[START INPUT RECORDS]

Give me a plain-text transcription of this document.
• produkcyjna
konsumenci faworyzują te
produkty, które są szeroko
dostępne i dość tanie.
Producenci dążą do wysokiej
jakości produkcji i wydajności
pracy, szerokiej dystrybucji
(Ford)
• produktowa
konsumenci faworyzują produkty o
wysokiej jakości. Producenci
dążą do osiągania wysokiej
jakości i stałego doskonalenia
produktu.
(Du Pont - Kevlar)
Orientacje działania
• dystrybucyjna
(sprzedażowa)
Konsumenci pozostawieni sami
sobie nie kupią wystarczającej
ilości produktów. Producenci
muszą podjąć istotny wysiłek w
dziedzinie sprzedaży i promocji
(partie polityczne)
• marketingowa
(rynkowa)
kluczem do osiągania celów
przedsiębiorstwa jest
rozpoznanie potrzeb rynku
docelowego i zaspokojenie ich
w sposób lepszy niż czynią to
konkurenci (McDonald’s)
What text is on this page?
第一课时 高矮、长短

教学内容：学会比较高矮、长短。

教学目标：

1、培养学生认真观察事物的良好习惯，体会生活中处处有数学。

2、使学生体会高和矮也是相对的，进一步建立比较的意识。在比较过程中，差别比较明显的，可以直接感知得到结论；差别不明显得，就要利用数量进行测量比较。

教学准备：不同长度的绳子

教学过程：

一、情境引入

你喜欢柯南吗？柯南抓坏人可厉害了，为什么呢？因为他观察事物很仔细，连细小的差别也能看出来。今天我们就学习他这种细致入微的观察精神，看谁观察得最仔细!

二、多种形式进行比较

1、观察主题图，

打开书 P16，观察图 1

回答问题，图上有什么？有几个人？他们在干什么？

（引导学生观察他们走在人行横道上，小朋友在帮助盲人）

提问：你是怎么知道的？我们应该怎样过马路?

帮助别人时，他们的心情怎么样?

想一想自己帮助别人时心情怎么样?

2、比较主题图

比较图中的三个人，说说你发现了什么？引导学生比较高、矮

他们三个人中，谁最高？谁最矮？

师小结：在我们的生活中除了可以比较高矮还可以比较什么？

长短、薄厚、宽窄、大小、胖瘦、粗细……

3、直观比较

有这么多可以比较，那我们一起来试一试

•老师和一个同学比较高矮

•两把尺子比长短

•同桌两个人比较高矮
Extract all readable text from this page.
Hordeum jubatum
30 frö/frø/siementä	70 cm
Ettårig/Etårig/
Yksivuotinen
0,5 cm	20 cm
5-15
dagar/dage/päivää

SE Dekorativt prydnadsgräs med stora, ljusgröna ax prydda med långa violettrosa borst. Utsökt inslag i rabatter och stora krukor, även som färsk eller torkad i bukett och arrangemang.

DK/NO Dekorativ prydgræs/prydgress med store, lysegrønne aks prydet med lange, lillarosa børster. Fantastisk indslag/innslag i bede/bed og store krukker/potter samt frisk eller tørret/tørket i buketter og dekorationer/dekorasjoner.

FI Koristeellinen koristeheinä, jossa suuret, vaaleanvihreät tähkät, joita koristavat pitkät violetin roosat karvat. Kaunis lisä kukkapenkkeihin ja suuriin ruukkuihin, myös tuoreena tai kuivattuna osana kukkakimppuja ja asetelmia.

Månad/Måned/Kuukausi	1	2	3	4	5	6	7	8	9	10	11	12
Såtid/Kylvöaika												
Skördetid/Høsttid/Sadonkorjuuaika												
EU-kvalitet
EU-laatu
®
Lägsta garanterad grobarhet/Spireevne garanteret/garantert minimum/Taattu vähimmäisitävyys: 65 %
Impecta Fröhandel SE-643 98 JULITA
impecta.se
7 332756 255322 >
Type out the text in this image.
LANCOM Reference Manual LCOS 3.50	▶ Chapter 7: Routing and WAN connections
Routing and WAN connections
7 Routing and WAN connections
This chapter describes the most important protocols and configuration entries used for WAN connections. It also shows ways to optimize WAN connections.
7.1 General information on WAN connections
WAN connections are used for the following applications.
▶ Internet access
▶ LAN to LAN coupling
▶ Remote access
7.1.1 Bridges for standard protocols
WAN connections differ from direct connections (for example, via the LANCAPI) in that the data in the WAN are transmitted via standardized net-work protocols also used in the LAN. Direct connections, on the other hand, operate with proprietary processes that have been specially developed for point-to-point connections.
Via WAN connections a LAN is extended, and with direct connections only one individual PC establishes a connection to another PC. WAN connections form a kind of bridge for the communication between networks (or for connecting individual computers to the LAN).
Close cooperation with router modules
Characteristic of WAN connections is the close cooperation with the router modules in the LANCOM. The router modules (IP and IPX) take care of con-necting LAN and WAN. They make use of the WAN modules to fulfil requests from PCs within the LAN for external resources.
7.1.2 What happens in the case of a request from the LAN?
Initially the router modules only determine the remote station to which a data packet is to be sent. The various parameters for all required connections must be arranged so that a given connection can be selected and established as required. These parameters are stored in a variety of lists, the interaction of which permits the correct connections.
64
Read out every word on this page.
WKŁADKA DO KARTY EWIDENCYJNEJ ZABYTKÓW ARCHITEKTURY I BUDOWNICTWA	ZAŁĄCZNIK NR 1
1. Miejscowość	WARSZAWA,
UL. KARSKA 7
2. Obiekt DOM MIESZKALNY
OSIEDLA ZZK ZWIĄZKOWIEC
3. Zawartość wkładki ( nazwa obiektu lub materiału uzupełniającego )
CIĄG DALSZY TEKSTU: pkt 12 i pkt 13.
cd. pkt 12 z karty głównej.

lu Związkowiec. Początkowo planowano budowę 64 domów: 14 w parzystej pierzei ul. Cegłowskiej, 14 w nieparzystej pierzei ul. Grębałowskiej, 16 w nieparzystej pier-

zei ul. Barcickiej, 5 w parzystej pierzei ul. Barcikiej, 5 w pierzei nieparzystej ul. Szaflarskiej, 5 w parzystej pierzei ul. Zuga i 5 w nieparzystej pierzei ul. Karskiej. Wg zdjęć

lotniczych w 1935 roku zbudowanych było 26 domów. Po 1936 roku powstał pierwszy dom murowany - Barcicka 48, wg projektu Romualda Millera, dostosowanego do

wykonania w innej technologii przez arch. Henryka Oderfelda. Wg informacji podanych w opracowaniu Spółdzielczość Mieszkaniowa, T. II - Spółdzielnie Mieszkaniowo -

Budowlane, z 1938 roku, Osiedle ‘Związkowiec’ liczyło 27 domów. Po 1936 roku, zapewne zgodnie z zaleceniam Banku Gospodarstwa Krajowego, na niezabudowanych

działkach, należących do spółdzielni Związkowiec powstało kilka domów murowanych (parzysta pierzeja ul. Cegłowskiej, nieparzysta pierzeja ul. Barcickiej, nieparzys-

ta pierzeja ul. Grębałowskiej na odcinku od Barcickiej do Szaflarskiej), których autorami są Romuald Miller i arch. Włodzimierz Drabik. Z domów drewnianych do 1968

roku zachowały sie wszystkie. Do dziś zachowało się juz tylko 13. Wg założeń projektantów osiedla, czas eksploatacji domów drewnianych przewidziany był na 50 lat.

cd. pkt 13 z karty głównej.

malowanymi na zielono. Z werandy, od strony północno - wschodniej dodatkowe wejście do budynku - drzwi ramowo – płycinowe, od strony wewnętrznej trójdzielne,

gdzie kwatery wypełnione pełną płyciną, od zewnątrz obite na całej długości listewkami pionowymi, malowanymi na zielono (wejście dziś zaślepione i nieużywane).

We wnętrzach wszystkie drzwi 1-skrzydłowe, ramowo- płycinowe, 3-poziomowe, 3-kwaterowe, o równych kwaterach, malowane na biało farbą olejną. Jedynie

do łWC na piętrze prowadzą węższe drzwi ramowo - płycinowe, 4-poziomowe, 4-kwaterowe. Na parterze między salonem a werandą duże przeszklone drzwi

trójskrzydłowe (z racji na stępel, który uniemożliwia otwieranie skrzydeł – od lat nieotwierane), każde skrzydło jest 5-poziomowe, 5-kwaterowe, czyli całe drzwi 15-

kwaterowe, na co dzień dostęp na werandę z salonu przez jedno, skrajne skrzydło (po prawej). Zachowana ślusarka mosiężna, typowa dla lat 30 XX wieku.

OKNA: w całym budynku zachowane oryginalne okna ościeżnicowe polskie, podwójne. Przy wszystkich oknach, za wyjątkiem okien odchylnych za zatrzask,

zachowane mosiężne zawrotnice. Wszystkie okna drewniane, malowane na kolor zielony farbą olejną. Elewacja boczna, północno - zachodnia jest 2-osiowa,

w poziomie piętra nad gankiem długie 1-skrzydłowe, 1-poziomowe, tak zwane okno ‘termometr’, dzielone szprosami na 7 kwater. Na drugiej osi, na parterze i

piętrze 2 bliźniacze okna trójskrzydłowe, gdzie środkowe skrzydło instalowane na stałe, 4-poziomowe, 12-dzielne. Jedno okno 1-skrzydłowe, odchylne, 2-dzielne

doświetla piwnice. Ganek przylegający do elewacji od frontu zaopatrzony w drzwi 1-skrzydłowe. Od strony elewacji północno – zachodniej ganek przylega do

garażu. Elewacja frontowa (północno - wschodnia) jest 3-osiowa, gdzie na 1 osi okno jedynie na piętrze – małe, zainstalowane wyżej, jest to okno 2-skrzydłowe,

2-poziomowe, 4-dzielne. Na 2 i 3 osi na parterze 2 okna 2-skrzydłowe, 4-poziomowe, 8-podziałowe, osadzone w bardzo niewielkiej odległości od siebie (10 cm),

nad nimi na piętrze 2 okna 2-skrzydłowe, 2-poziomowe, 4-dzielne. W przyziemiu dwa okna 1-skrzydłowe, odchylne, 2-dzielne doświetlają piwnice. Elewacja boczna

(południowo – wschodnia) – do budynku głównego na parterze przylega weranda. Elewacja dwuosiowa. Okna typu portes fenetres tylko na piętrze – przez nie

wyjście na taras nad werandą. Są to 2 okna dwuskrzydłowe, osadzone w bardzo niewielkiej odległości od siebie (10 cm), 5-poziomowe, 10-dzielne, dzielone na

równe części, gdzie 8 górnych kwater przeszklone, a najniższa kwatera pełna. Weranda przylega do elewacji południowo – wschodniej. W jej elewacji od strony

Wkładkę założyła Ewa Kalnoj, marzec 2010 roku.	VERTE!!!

[END INPUT RECORDS]

[EXERCISE GOAL] Determine the number of lines in the entries above where the string "Szaflarskiej" appears. Answer with the number alone.

[PROBLEM SOLUTION] 2